# Objective:
Sort through the data and copy the lines holding the word "green".
:: Records for processing
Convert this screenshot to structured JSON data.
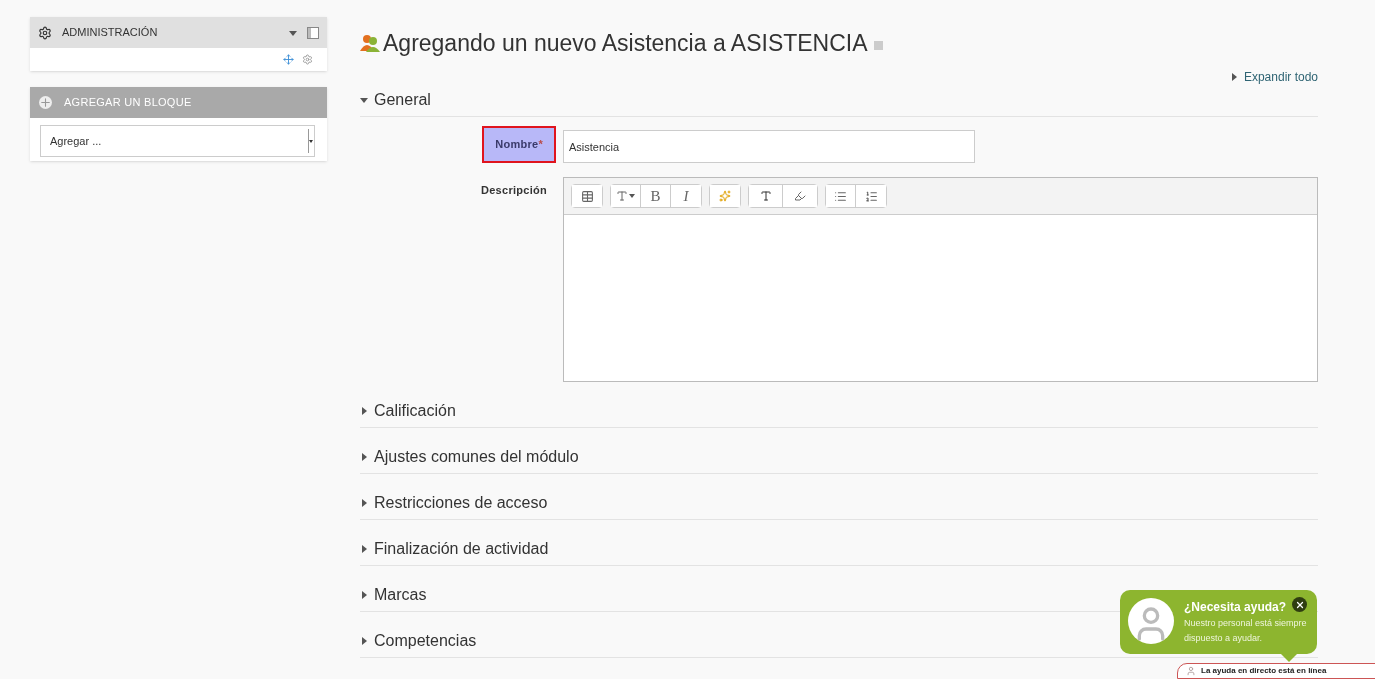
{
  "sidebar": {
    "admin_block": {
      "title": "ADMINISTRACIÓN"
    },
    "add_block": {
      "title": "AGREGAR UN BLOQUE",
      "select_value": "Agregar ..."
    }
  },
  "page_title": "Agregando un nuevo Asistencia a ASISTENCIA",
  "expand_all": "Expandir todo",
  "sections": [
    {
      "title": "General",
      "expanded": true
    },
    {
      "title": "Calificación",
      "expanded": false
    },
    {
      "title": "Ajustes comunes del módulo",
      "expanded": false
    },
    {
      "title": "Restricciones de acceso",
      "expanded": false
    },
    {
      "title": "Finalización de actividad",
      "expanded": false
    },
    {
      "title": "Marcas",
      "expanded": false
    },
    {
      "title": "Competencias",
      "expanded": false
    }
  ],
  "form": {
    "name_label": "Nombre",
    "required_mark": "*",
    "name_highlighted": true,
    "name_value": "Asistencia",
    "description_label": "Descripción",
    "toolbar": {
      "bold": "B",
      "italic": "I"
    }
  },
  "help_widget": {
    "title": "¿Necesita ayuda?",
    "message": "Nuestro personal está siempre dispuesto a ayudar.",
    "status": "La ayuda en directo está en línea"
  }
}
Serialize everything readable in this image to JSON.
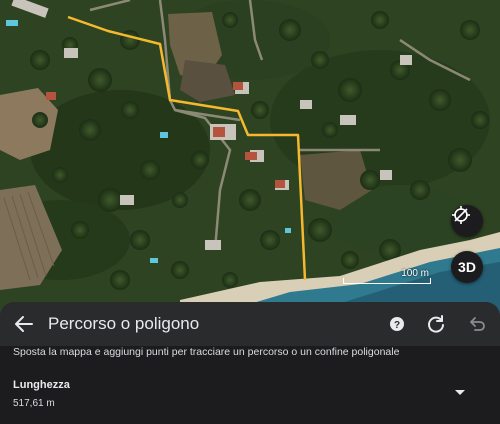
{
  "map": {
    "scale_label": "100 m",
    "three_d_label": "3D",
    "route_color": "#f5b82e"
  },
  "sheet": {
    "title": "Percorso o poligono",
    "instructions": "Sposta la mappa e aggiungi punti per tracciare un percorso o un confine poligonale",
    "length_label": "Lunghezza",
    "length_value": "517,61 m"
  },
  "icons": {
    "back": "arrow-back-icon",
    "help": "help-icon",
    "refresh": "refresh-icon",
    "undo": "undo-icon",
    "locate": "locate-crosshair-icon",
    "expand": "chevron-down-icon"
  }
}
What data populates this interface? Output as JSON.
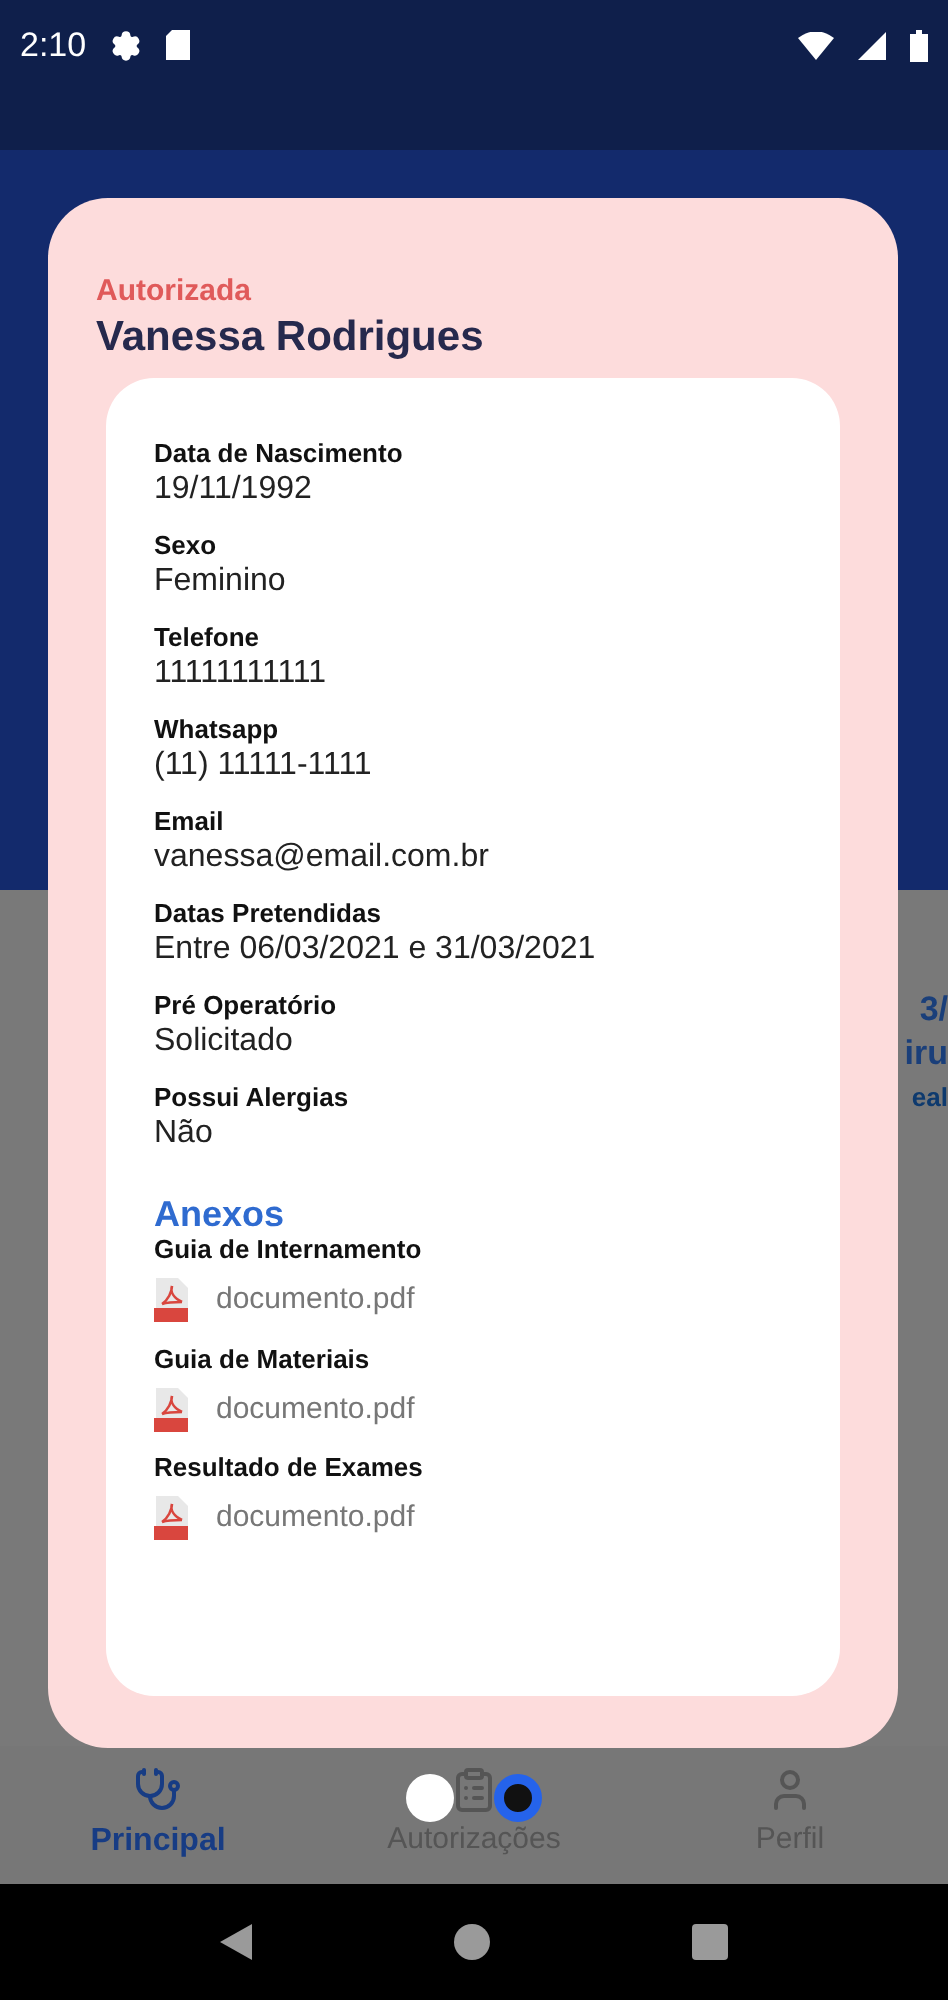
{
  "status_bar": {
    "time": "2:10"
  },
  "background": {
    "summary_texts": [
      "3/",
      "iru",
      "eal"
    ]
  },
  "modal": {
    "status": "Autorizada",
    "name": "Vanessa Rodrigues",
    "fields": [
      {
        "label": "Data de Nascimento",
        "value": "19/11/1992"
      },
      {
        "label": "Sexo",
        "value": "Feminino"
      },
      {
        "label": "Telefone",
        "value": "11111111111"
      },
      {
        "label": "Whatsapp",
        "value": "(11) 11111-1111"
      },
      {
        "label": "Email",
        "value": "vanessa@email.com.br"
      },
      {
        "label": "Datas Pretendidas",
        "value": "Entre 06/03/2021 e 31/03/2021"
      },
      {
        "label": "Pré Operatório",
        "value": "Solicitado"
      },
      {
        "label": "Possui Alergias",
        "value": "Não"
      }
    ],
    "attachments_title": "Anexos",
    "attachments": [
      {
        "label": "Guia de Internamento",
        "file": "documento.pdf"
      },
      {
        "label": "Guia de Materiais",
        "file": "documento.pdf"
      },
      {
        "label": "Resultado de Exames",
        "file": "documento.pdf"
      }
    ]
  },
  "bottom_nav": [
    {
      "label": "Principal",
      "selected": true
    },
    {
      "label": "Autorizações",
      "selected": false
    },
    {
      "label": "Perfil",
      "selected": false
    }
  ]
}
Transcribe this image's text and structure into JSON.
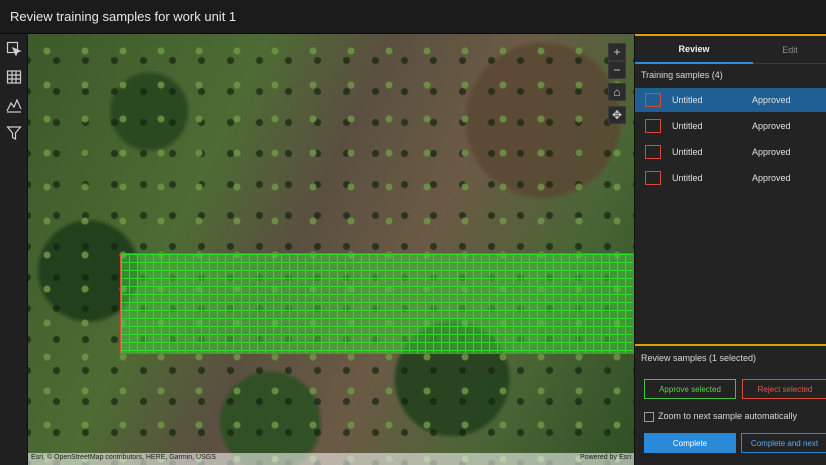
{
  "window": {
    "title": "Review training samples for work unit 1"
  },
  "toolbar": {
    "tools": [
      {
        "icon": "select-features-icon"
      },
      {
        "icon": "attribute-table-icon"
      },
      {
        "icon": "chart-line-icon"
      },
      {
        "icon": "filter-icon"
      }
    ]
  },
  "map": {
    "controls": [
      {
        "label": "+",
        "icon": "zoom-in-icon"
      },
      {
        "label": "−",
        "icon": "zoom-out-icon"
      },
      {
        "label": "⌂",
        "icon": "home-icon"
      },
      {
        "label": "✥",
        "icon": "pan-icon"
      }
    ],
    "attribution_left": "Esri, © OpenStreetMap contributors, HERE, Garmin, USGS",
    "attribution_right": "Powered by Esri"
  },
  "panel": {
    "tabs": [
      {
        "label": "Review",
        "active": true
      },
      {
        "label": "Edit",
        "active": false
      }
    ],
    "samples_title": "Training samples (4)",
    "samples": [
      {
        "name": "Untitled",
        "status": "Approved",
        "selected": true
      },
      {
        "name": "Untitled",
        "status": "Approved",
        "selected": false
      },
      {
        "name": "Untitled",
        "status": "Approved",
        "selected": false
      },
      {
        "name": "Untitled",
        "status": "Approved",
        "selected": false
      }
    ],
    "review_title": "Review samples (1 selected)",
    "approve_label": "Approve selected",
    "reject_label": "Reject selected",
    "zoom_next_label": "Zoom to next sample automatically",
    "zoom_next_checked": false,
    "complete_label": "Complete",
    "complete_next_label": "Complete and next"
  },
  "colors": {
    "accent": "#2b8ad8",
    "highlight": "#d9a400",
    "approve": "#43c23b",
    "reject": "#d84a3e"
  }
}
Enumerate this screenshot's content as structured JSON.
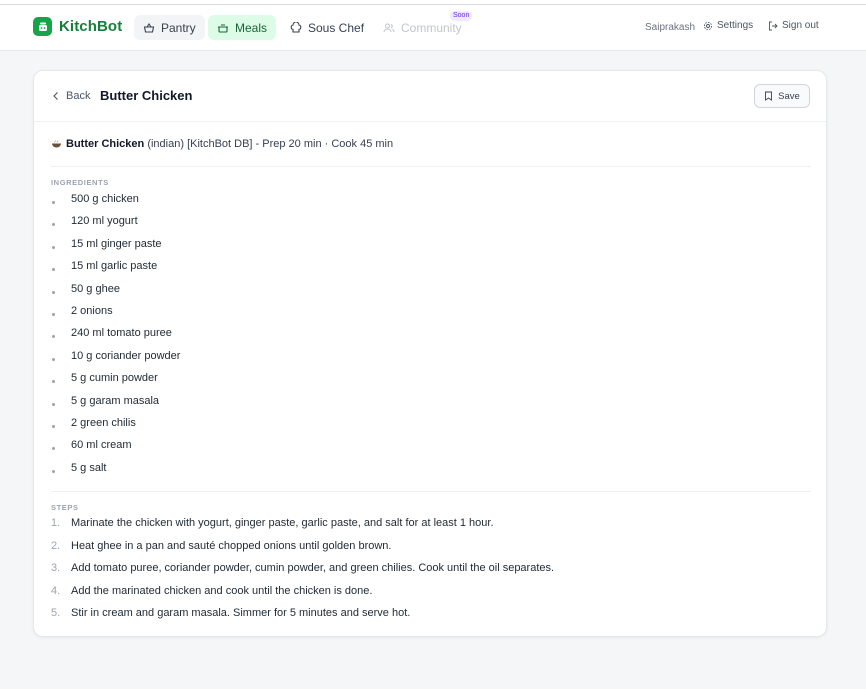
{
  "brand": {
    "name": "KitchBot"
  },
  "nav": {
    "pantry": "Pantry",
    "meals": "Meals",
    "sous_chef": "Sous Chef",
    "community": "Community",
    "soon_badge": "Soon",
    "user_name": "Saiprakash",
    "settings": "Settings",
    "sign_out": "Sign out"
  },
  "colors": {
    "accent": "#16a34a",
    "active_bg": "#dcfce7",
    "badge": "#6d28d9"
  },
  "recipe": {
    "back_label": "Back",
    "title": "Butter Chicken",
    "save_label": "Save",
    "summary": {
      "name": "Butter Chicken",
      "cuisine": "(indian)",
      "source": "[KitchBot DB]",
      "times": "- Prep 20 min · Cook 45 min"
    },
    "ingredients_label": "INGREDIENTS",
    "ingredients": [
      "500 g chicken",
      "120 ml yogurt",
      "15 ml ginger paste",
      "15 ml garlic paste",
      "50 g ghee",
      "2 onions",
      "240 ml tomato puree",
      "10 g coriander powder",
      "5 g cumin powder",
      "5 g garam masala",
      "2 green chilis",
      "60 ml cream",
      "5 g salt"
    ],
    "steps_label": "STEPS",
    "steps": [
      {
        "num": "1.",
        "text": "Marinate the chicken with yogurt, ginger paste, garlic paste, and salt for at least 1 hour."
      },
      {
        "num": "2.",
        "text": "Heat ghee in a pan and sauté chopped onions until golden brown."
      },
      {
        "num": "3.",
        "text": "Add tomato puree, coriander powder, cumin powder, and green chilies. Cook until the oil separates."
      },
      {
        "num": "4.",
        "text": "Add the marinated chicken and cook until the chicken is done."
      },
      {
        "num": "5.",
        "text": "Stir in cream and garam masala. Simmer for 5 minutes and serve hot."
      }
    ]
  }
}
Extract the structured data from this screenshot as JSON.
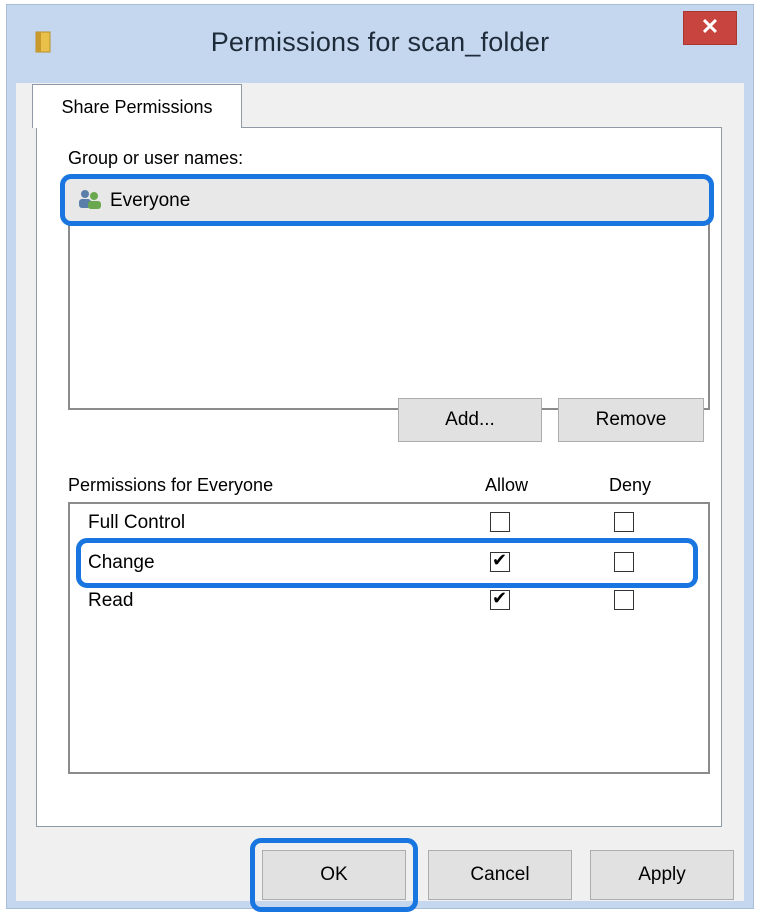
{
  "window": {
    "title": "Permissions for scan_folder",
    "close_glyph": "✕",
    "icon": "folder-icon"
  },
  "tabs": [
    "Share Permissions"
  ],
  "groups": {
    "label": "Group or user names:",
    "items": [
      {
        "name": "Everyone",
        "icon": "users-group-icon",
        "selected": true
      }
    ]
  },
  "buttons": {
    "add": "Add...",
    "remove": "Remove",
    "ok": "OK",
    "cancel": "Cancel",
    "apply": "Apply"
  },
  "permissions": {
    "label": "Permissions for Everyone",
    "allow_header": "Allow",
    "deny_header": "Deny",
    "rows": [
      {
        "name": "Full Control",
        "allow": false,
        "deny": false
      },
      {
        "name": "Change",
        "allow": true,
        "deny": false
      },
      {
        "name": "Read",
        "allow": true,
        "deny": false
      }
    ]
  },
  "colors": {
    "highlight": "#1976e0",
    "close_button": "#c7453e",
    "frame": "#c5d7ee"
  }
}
::::
# Finished task:
      "2 green chilis",
        "text": "Add tomato puree, coriander powder, cumin powder, and green chilies. Cook until the oil separates."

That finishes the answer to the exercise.